TASK TO CARRY OUT:
Below are some records; give them all again exactly, but not the pictures.

━━ ROWS

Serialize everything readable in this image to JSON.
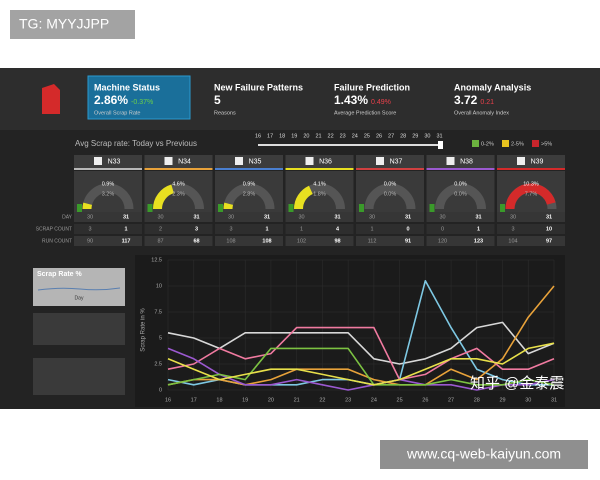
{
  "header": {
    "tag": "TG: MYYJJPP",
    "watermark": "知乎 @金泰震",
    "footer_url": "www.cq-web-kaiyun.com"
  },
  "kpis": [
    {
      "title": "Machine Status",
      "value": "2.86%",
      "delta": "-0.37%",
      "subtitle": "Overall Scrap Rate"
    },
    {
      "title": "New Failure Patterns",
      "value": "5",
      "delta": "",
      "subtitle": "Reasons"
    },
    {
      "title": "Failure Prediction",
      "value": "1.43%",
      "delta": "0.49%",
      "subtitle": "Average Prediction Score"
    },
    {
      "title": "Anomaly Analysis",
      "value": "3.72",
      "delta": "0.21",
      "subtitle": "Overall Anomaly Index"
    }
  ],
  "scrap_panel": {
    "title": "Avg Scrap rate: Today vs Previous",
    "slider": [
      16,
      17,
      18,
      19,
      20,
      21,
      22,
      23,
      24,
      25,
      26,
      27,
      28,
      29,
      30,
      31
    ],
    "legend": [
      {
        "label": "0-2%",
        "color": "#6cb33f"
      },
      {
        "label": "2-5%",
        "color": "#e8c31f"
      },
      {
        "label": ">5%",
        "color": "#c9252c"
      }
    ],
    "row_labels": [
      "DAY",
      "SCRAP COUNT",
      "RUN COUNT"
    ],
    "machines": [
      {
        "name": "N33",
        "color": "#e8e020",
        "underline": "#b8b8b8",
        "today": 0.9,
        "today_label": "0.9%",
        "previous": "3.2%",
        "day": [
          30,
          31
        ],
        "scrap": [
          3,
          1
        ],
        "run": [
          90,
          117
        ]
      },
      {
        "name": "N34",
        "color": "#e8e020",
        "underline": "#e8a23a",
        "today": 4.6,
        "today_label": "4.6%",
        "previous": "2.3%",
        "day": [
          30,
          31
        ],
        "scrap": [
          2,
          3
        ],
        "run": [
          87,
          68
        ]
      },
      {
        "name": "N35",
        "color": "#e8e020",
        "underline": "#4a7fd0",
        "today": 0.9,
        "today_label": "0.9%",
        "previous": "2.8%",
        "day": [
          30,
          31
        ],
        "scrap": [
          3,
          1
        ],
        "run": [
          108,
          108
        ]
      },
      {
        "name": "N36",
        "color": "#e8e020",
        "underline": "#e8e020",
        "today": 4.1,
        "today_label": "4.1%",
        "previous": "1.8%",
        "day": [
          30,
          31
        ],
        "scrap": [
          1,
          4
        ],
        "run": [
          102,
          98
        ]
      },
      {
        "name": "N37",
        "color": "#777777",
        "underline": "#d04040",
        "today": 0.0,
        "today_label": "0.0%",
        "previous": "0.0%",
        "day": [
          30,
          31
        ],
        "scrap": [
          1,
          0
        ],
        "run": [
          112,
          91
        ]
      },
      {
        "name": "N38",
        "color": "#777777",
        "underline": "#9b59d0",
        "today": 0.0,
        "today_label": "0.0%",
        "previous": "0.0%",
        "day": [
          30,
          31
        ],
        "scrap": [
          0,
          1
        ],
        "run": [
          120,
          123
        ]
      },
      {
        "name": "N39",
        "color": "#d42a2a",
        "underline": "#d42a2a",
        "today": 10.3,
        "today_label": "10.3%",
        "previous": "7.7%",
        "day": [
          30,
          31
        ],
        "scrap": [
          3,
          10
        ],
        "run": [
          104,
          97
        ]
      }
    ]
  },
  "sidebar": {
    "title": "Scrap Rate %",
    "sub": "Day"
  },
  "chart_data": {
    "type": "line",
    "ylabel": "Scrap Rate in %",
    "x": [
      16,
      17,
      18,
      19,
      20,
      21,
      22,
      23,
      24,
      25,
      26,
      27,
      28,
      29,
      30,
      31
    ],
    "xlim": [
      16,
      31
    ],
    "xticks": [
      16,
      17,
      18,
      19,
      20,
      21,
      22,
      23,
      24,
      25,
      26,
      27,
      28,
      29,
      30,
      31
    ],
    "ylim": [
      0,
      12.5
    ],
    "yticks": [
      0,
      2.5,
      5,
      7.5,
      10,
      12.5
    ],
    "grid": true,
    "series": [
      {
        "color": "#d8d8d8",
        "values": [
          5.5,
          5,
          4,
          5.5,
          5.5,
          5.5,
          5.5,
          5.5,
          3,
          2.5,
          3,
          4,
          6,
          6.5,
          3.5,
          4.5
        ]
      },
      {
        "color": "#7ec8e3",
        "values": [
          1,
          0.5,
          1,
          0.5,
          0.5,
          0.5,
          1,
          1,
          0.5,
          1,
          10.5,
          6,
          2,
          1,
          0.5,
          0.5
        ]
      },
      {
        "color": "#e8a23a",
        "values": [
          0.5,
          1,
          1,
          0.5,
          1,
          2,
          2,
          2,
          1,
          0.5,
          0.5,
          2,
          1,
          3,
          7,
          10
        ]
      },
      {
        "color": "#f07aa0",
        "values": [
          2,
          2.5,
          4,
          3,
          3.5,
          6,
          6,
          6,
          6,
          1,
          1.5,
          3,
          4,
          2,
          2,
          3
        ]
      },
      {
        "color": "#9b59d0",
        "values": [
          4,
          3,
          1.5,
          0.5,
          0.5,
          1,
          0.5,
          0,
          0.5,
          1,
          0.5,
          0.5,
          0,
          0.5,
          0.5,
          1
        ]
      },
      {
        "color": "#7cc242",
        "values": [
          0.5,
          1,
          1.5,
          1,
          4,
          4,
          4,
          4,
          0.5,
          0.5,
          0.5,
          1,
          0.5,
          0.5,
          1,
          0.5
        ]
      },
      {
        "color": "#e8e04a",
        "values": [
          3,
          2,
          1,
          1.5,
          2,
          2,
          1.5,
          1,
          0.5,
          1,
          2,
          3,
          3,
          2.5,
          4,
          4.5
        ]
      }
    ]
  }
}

━━━━

EXERCISE ANSWER:
Serialize everything readable in this image to JSON.
{
  "header": {
    "tag": "TG: MYYJJPP",
    "watermark": "知乎 @金泰震",
    "footer_url": "www.cq-web-kaiyun.com"
  },
  "kpis": [
    {
      "title": "Machine Status",
      "value": "2.86%",
      "delta": "-0.37%",
      "subtitle": "Overall Scrap Rate"
    },
    {
      "title": "New Failure Patterns",
      "value": "5",
      "delta": "",
      "subtitle": "Reasons"
    },
    {
      "title": "Failure Prediction",
      "value": "1.43%",
      "delta": "0.49%",
      "subtitle": "Average Prediction Score"
    },
    {
      "title": "Anomaly Analysis",
      "value": "3.72",
      "delta": "0.21",
      "subtitle": "Overall Anomaly Index"
    }
  ],
  "scrap_panel": {
    "title": "Avg Scrap rate: Today vs Previous",
    "slider": [
      16,
      17,
      18,
      19,
      20,
      21,
      22,
      23,
      24,
      25,
      26,
      27,
      28,
      29,
      30,
      31
    ],
    "legend": [
      {
        "label": "0-2%",
        "color": "#6cb33f"
      },
      {
        "label": "2-5%",
        "color": "#e8c31f"
      },
      {
        "label": ">5%",
        "color": "#c9252c"
      }
    ],
    "row_labels": [
      "DAY",
      "SCRAP COUNT",
      "RUN COUNT"
    ],
    "machines": [
      {
        "name": "N33",
        "color": "#e8e020",
        "underline": "#b8b8b8",
        "today": 0.9,
        "today_label": "0.9%",
        "previous": "3.2%",
        "day": [
          30,
          31
        ],
        "scrap": [
          3,
          1
        ],
        "run": [
          90,
          117
        ]
      },
      {
        "name": "N34",
        "color": "#e8e020",
        "underline": "#e8a23a",
        "today": 4.6,
        "today_label": "4.6%",
        "previous": "2.3%",
        "day": [
          30,
          31
        ],
        "scrap": [
          2,
          3
        ],
        "run": [
          87,
          68
        ]
      },
      {
        "name": "N35",
        "color": "#e8e020",
        "underline": "#4a7fd0",
        "today": 0.9,
        "today_label": "0.9%",
        "previous": "2.8%",
        "day": [
          30,
          31
        ],
        "scrap": [
          3,
          1
        ],
        "run": [
          108,
          108
        ]
      },
      {
        "name": "N36",
        "color": "#e8e020",
        "underline": "#e8e020",
        "today": 4.1,
        "today_label": "4.1%",
        "previous": "1.8%",
        "day": [
          30,
          31
        ],
        "scrap": [
          1,
          4
        ],
        "run": [
          102,
          98
        ]
      },
      {
        "name": "N37",
        "color": "#777777",
        "underline": "#d04040",
        "today": 0.0,
        "today_label": "0.0%",
        "previous": "0.0%",
        "day": [
          30,
          31
        ],
        "scrap": [
          1,
          0
        ],
        "run": [
          112,
          91
        ]
      },
      {
        "name": "N38",
        "color": "#777777",
        "underline": "#9b59d0",
        "today": 0.0,
        "today_label": "0.0%",
        "previous": "0.0%",
        "day": [
          30,
          31
        ],
        "scrap": [
          0,
          1
        ],
        "run": [
          120,
          123
        ]
      },
      {
        "name": "N39",
        "color": "#d42a2a",
        "underline": "#d42a2a",
        "today": 10.3,
        "today_label": "10.3%",
        "previous": "7.7%",
        "day": [
          30,
          31
        ],
        "scrap": [
          3,
          10
        ],
        "run": [
          104,
          97
        ]
      }
    ]
  },
  "sidebar": {
    "title": "Scrap Rate %",
    "sub": "Day"
  },
  "chart_data": {
    "type": "line",
    "ylabel": "Scrap Rate in %",
    "x": [
      16,
      17,
      18,
      19,
      20,
      21,
      22,
      23,
      24,
      25,
      26,
      27,
      28,
      29,
      30,
      31
    ],
    "xlim": [
      16,
      31
    ],
    "xticks": [
      16,
      17,
      18,
      19,
      20,
      21,
      22,
      23,
      24,
      25,
      26,
      27,
      28,
      29,
      30,
      31
    ],
    "ylim": [
      0,
      12.5
    ],
    "yticks": [
      0,
      2.5,
      5,
      7.5,
      10,
      12.5
    ],
    "grid": true,
    "series": [
      {
        "color": "#d8d8d8",
        "values": [
          5.5,
          5,
          4,
          5.5,
          5.5,
          5.5,
          5.5,
          5.5,
          3,
          2.5,
          3,
          4,
          6,
          6.5,
          3.5,
          4.5
        ]
      },
      {
        "color": "#7ec8e3",
        "values": [
          1,
          0.5,
          1,
          0.5,
          0.5,
          0.5,
          1,
          1,
          0.5,
          1,
          10.5,
          6,
          2,
          1,
          0.5,
          0.5
        ]
      },
      {
        "color": "#e8a23a",
        "values": [
          0.5,
          1,
          1,
          0.5,
          1,
          2,
          2,
          2,
          1,
          0.5,
          0.5,
          2,
          1,
          3,
          7,
          10
        ]
      },
      {
        "color": "#f07aa0",
        "values": [
          2,
          2.5,
          4,
          3,
          3.5,
          6,
          6,
          6,
          6,
          1,
          1.5,
          3,
          4,
          2,
          2,
          3
        ]
      },
      {
        "color": "#9b59d0",
        "values": [
          4,
          3,
          1.5,
          0.5,
          0.5,
          1,
          0.5,
          0,
          0.5,
          1,
          0.5,
          0.5,
          0,
          0.5,
          0.5,
          1
        ]
      },
      {
        "color": "#7cc242",
        "values": [
          0.5,
          1,
          1.5,
          1,
          4,
          4,
          4,
          4,
          0.5,
          0.5,
          0.5,
          1,
          0.5,
          0.5,
          1,
          0.5
        ]
      },
      {
        "color": "#e8e04a",
        "values": [
          3,
          2,
          1,
          1.5,
          2,
          2,
          1.5,
          1,
          0.5,
          1,
          2,
          3,
          3,
          2.5,
          4,
          4.5
        ]
      }
    ]
  }
}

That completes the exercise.